> **Task to carry out**:
Quote the records in full and leave their pictures out.

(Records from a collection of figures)
##############################
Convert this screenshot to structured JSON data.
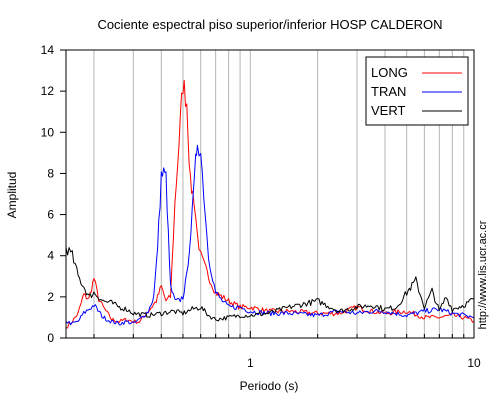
{
  "chart_data": {
    "type": "line",
    "title": "Cociente espectral piso superior/inferior  HOSP CALDERON",
    "xlabel": "Periodo (s)",
    "ylabel": "Amplitud",
    "xscale": "log",
    "xlim": [
      0.15,
      10
    ],
    "ylim": [
      0,
      14
    ],
    "x_tick_labels": [
      {
        "value": 1,
        "label": "1"
      },
      {
        "value": 10,
        "label": "10"
      }
    ],
    "y_ticks": [
      0,
      2,
      4,
      6,
      8,
      10,
      12,
      14
    ],
    "grid": "vertical",
    "legend_position": "top-right",
    "side_note": "http://www.lis.ucr.ac.cr",
    "series": [
      {
        "name": "LONG",
        "color": "#ff0000",
        "points": [
          [
            0.15,
            0.5
          ],
          [
            0.16,
            0.8
          ],
          [
            0.17,
            1.2
          ],
          [
            0.18,
            2.1
          ],
          [
            0.19,
            1.9
          ],
          [
            0.2,
            2.9
          ],
          [
            0.21,
            1.9
          ],
          [
            0.22,
            1.5
          ],
          [
            0.24,
            0.9
          ],
          [
            0.26,
            0.8
          ],
          [
            0.28,
            0.9
          ],
          [
            0.3,
            0.8
          ],
          [
            0.32,
            0.8
          ],
          [
            0.35,
            1.3
          ],
          [
            0.38,
            1.8
          ],
          [
            0.4,
            2.5
          ],
          [
            0.42,
            1.8
          ],
          [
            0.44,
            2.0
          ],
          [
            0.46,
            6.5
          ],
          [
            0.48,
            9.5
          ],
          [
            0.5,
            12.4
          ],
          [
            0.52,
            11.5
          ],
          [
            0.54,
            7.5
          ],
          [
            0.56,
            6.8
          ],
          [
            0.58,
            5.0
          ],
          [
            0.6,
            4.0
          ],
          [
            0.65,
            3.0
          ],
          [
            0.7,
            2.2
          ],
          [
            0.75,
            2.0
          ],
          [
            0.8,
            1.8
          ],
          [
            0.9,
            1.5
          ],
          [
            1.0,
            1.5
          ],
          [
            1.2,
            1.3
          ],
          [
            1.5,
            1.3
          ],
          [
            2.0,
            1.2
          ],
          [
            2.5,
            1.2
          ],
          [
            3.0,
            1.5
          ],
          [
            3.5,
            1.3
          ],
          [
            4.0,
            1.2
          ],
          [
            5.0,
            1.3
          ],
          [
            6.0,
            1.0
          ],
          [
            7.0,
            1.0
          ],
          [
            8.0,
            1.1
          ],
          [
            9.0,
            1.0
          ],
          [
            10.0,
            0.8
          ]
        ]
      },
      {
        "name": "TRAN",
        "color": "#0000ff",
        "points": [
          [
            0.15,
            0.8
          ],
          [
            0.16,
            0.7
          ],
          [
            0.17,
            0.8
          ],
          [
            0.18,
            1.2
          ],
          [
            0.2,
            1.6
          ],
          [
            0.22,
            1.0
          ],
          [
            0.24,
            0.8
          ],
          [
            0.26,
            0.7
          ],
          [
            0.28,
            0.8
          ],
          [
            0.3,
            0.7
          ],
          [
            0.32,
            0.9
          ],
          [
            0.35,
            1.3
          ],
          [
            0.37,
            2.0
          ],
          [
            0.38,
            3.5
          ],
          [
            0.39,
            5.5
          ],
          [
            0.4,
            7.9
          ],
          [
            0.41,
            8.0
          ],
          [
            0.42,
            7.8
          ],
          [
            0.43,
            5.0
          ],
          [
            0.44,
            2.5
          ],
          [
            0.46,
            1.8
          ],
          [
            0.48,
            1.8
          ],
          [
            0.5,
            2.0
          ],
          [
            0.52,
            3.0
          ],
          [
            0.55,
            6.0
          ],
          [
            0.57,
            8.5
          ],
          [
            0.58,
            9.7
          ],
          [
            0.6,
            9.0
          ],
          [
            0.62,
            7.0
          ],
          [
            0.65,
            4.0
          ],
          [
            0.7,
            2.2
          ],
          [
            0.75,
            1.8
          ],
          [
            0.8,
            1.5
          ],
          [
            0.9,
            1.5
          ],
          [
            1.0,
            1.3
          ],
          [
            1.2,
            1.2
          ],
          [
            1.5,
            1.2
          ],
          [
            2.0,
            1.1
          ],
          [
            2.5,
            1.3
          ],
          [
            3.0,
            1.2
          ],
          [
            3.5,
            1.3
          ],
          [
            4.0,
            1.3
          ],
          [
            5.0,
            1.1
          ],
          [
            6.0,
            1.3
          ],
          [
            7.0,
            1.4
          ],
          [
            8.0,
            1.2
          ],
          [
            9.0,
            1.1
          ],
          [
            10.0,
            1.0
          ]
        ]
      },
      {
        "name": "VERT",
        "color": "#000000",
        "points": [
          [
            0.15,
            4.4
          ],
          [
            0.16,
            4.0
          ],
          [
            0.17,
            3.0
          ],
          [
            0.18,
            2.5
          ],
          [
            0.19,
            2.0
          ],
          [
            0.2,
            2.2
          ],
          [
            0.22,
            1.8
          ],
          [
            0.24,
            1.7
          ],
          [
            0.26,
            1.5
          ],
          [
            0.28,
            1.4
          ],
          [
            0.3,
            1.2
          ],
          [
            0.35,
            1.1
          ],
          [
            0.4,
            1.2
          ],
          [
            0.45,
            1.3
          ],
          [
            0.5,
            1.2
          ],
          [
            0.55,
            1.4
          ],
          [
            0.6,
            1.5
          ],
          [
            0.65,
            1.1
          ],
          [
            0.7,
            0.9
          ],
          [
            0.8,
            1.0
          ],
          [
            0.9,
            1.1
          ],
          [
            1.0,
            1.1
          ],
          [
            1.2,
            1.2
          ],
          [
            1.5,
            1.5
          ],
          [
            2.0,
            1.8
          ],
          [
            2.5,
            1.3
          ],
          [
            3.0,
            1.5
          ],
          [
            3.5,
            1.6
          ],
          [
            4.0,
            1.4
          ],
          [
            4.5,
            1.5
          ],
          [
            5.0,
            2.2
          ],
          [
            5.5,
            2.8
          ],
          [
            6.0,
            1.5
          ],
          [
            6.5,
            2.3
          ],
          [
            7.0,
            1.3
          ],
          [
            7.5,
            2.0
          ],
          [
            8.0,
            1.4
          ],
          [
            9.0,
            1.6
          ],
          [
            10.0,
            1.9
          ]
        ]
      }
    ]
  }
}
##############################
> **Finished exercise**:
Convert this screenshot to structured JSON data.
{
  "chart_data": {
    "type": "line",
    "title": "Cociente espectral piso superior/inferior  HOSP CALDERON",
    "xlabel": "Periodo (s)",
    "ylabel": "Amplitud",
    "xscale": "log",
    "xlim": [
      0.15,
      10
    ],
    "ylim": [
      0,
      14
    ],
    "x_tick_labels": [
      {
        "value": 1,
        "label": "1"
      },
      {
        "value": 10,
        "label": "10"
      }
    ],
    "y_ticks": [
      0,
      2,
      4,
      6,
      8,
      10,
      12,
      14
    ],
    "grid": "vertical",
    "legend_position": "top-right",
    "side_note": "http://www.lis.ucr.ac.cr",
    "series": [
      {
        "name": "LONG",
        "color": "#ff0000",
        "points": [
          [
            0.15,
            0.5
          ],
          [
            0.16,
            0.8
          ],
          [
            0.17,
            1.2
          ],
          [
            0.18,
            2.1
          ],
          [
            0.19,
            1.9
          ],
          [
            0.2,
            2.9
          ],
          [
            0.21,
            1.9
          ],
          [
            0.22,
            1.5
          ],
          [
            0.24,
            0.9
          ],
          [
            0.26,
            0.8
          ],
          [
            0.28,
            0.9
          ],
          [
            0.3,
            0.8
          ],
          [
            0.32,
            0.8
          ],
          [
            0.35,
            1.3
          ],
          [
            0.38,
            1.8
          ],
          [
            0.4,
            2.5
          ],
          [
            0.42,
            1.8
          ],
          [
            0.44,
            2.0
          ],
          [
            0.46,
            6.5
          ],
          [
            0.48,
            9.5
          ],
          [
            0.5,
            12.4
          ],
          [
            0.52,
            11.5
          ],
          [
            0.54,
            7.5
          ],
          [
            0.56,
            6.8
          ],
          [
            0.58,
            5.0
          ],
          [
            0.6,
            4.0
          ],
          [
            0.65,
            3.0
          ],
          [
            0.7,
            2.2
          ],
          [
            0.75,
            2.0
          ],
          [
            0.8,
            1.8
          ],
          [
            0.9,
            1.5
          ],
          [
            1.0,
            1.5
          ],
          [
            1.2,
            1.3
          ],
          [
            1.5,
            1.3
          ],
          [
            2.0,
            1.2
          ],
          [
            2.5,
            1.2
          ],
          [
            3.0,
            1.5
          ],
          [
            3.5,
            1.3
          ],
          [
            4.0,
            1.2
          ],
          [
            5.0,
            1.3
          ],
          [
            6.0,
            1.0
          ],
          [
            7.0,
            1.0
          ],
          [
            8.0,
            1.1
          ],
          [
            9.0,
            1.0
          ],
          [
            10.0,
            0.8
          ]
        ]
      },
      {
        "name": "TRAN",
        "color": "#0000ff",
        "points": [
          [
            0.15,
            0.8
          ],
          [
            0.16,
            0.7
          ],
          [
            0.17,
            0.8
          ],
          [
            0.18,
            1.2
          ],
          [
            0.2,
            1.6
          ],
          [
            0.22,
            1.0
          ],
          [
            0.24,
            0.8
          ],
          [
            0.26,
            0.7
          ],
          [
            0.28,
            0.8
          ],
          [
            0.3,
            0.7
          ],
          [
            0.32,
            0.9
          ],
          [
            0.35,
            1.3
          ],
          [
            0.37,
            2.0
          ],
          [
            0.38,
            3.5
          ],
          [
            0.39,
            5.5
          ],
          [
            0.4,
            7.9
          ],
          [
            0.41,
            8.0
          ],
          [
            0.42,
            7.8
          ],
          [
            0.43,
            5.0
          ],
          [
            0.44,
            2.5
          ],
          [
            0.46,
            1.8
          ],
          [
            0.48,
            1.8
          ],
          [
            0.5,
            2.0
          ],
          [
            0.52,
            3.0
          ],
          [
            0.55,
            6.0
          ],
          [
            0.57,
            8.5
          ],
          [
            0.58,
            9.7
          ],
          [
            0.6,
            9.0
          ],
          [
            0.62,
            7.0
          ],
          [
            0.65,
            4.0
          ],
          [
            0.7,
            2.2
          ],
          [
            0.75,
            1.8
          ],
          [
            0.8,
            1.5
          ],
          [
            0.9,
            1.5
          ],
          [
            1.0,
            1.3
          ],
          [
            1.2,
            1.2
          ],
          [
            1.5,
            1.2
          ],
          [
            2.0,
            1.1
          ],
          [
            2.5,
            1.3
          ],
          [
            3.0,
            1.2
          ],
          [
            3.5,
            1.3
          ],
          [
            4.0,
            1.3
          ],
          [
            5.0,
            1.1
          ],
          [
            6.0,
            1.3
          ],
          [
            7.0,
            1.4
          ],
          [
            8.0,
            1.2
          ],
          [
            9.0,
            1.1
          ],
          [
            10.0,
            1.0
          ]
        ]
      },
      {
        "name": "VERT",
        "color": "#000000",
        "points": [
          [
            0.15,
            4.4
          ],
          [
            0.16,
            4.0
          ],
          [
            0.17,
            3.0
          ],
          [
            0.18,
            2.5
          ],
          [
            0.19,
            2.0
          ],
          [
            0.2,
            2.2
          ],
          [
            0.22,
            1.8
          ],
          [
            0.24,
            1.7
          ],
          [
            0.26,
            1.5
          ],
          [
            0.28,
            1.4
          ],
          [
            0.3,
            1.2
          ],
          [
            0.35,
            1.1
          ],
          [
            0.4,
            1.2
          ],
          [
            0.45,
            1.3
          ],
          [
            0.5,
            1.2
          ],
          [
            0.55,
            1.4
          ],
          [
            0.6,
            1.5
          ],
          [
            0.65,
            1.1
          ],
          [
            0.7,
            0.9
          ],
          [
            0.8,
            1.0
          ],
          [
            0.9,
            1.1
          ],
          [
            1.0,
            1.1
          ],
          [
            1.2,
            1.2
          ],
          [
            1.5,
            1.5
          ],
          [
            2.0,
            1.8
          ],
          [
            2.5,
            1.3
          ],
          [
            3.0,
            1.5
          ],
          [
            3.5,
            1.6
          ],
          [
            4.0,
            1.4
          ],
          [
            4.5,
            1.5
          ],
          [
            5.0,
            2.2
          ],
          [
            5.5,
            2.8
          ],
          [
            6.0,
            1.5
          ],
          [
            6.5,
            2.3
          ],
          [
            7.0,
            1.3
          ],
          [
            7.5,
            2.0
          ],
          [
            8.0,
            1.4
          ],
          [
            9.0,
            1.6
          ],
          [
            10.0,
            1.9
          ]
        ]
      }
    ]
  }
}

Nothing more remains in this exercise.